Task instructions:
Count lines, not occurrences: report how many lines in the records hold the string "Methanothermobacter", and nothing else.

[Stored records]
—————

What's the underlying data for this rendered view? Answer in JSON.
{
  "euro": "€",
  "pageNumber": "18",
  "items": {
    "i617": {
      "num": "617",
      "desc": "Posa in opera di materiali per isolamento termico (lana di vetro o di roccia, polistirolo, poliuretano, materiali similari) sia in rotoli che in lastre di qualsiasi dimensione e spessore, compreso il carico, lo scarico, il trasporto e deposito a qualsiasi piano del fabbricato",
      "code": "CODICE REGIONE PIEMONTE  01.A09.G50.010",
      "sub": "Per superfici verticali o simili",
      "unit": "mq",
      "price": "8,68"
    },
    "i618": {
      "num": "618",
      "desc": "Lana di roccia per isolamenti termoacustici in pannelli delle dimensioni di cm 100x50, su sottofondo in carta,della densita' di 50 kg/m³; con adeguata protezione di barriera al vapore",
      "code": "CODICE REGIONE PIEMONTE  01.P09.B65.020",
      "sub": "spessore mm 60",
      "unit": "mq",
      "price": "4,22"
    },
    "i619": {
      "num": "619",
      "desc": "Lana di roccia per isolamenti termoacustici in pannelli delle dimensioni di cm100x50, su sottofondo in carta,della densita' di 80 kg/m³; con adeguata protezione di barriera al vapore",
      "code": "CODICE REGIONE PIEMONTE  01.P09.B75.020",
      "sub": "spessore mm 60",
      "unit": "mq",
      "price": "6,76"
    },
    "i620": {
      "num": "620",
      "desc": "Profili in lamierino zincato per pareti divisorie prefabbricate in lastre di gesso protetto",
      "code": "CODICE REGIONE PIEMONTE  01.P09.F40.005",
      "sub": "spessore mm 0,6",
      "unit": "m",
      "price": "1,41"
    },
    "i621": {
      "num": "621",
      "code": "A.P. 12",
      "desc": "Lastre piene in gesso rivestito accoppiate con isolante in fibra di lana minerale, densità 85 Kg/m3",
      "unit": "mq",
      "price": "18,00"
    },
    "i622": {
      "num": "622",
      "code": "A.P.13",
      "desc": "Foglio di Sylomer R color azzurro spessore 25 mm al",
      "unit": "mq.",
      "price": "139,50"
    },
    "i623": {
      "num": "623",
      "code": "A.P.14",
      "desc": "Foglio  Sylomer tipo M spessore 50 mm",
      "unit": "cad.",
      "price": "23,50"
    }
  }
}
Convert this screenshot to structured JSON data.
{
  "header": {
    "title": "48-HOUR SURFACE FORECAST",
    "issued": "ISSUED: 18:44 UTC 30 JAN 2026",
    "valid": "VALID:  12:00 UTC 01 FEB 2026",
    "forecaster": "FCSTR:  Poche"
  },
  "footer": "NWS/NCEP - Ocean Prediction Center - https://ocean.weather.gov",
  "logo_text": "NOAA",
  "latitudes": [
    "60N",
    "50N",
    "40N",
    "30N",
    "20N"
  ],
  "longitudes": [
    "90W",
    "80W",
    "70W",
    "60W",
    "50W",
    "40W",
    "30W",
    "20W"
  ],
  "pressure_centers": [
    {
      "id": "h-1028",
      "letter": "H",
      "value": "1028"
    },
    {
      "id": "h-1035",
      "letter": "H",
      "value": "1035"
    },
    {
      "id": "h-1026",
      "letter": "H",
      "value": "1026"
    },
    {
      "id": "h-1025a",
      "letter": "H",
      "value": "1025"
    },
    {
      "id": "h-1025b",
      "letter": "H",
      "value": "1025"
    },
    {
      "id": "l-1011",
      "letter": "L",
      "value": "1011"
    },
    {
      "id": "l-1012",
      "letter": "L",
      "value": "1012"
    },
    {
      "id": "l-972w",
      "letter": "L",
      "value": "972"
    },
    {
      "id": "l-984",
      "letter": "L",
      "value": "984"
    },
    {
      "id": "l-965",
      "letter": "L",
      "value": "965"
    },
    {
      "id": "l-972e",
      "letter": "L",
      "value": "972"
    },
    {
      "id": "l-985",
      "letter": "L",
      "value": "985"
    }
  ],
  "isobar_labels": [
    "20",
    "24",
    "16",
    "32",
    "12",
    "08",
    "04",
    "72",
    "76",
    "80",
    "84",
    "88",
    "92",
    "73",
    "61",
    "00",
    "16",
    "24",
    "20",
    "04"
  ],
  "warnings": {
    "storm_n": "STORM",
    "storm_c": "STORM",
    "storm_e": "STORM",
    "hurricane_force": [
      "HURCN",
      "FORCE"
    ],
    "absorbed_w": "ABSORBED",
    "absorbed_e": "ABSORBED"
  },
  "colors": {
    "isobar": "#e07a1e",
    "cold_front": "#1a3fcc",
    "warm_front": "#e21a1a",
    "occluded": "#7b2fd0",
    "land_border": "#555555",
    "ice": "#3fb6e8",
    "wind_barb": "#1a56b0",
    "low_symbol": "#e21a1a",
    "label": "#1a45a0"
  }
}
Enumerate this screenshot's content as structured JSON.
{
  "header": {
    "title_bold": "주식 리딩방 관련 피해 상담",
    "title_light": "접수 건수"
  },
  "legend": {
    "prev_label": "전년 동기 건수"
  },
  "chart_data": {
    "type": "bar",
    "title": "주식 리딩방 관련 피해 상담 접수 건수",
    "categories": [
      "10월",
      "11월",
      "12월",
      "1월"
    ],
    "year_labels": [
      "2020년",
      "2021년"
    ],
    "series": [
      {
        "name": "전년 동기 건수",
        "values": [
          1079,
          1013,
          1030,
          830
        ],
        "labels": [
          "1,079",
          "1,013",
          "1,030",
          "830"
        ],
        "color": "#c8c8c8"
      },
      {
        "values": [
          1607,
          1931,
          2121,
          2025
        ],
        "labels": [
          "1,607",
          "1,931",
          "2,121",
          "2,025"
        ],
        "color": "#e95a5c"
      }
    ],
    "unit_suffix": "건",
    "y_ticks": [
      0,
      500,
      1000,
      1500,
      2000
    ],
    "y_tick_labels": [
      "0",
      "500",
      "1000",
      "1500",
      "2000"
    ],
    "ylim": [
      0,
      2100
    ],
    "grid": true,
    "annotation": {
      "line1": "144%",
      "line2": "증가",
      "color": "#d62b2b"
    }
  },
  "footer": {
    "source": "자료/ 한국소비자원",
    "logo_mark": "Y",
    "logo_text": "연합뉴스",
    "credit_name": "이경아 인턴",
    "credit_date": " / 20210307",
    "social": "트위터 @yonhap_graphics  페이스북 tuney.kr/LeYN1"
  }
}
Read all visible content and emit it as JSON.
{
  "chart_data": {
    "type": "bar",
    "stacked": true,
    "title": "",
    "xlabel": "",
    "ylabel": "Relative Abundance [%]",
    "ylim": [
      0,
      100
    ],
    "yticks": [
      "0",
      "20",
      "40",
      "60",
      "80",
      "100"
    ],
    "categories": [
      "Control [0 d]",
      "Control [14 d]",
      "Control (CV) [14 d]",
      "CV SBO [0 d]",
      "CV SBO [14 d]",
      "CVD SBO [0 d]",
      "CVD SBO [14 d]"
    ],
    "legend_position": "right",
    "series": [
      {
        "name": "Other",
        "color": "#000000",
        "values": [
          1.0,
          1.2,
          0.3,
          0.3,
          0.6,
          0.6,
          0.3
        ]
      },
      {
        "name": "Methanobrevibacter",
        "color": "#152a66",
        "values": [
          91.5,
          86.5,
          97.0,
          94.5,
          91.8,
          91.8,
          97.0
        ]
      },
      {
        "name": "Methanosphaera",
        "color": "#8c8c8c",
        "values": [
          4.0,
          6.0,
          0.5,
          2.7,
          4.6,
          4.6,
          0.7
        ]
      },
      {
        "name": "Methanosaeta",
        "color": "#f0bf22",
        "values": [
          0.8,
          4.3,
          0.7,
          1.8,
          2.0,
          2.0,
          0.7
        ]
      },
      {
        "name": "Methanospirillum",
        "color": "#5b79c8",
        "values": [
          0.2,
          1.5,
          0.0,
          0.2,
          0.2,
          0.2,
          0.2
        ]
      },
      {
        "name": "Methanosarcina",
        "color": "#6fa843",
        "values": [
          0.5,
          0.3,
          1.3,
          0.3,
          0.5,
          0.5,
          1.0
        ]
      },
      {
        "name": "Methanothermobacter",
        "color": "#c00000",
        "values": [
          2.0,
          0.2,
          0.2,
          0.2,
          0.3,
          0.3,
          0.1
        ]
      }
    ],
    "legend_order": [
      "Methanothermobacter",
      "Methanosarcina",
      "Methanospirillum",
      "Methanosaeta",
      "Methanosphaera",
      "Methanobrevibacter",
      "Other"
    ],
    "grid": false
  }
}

—————

Output below:
2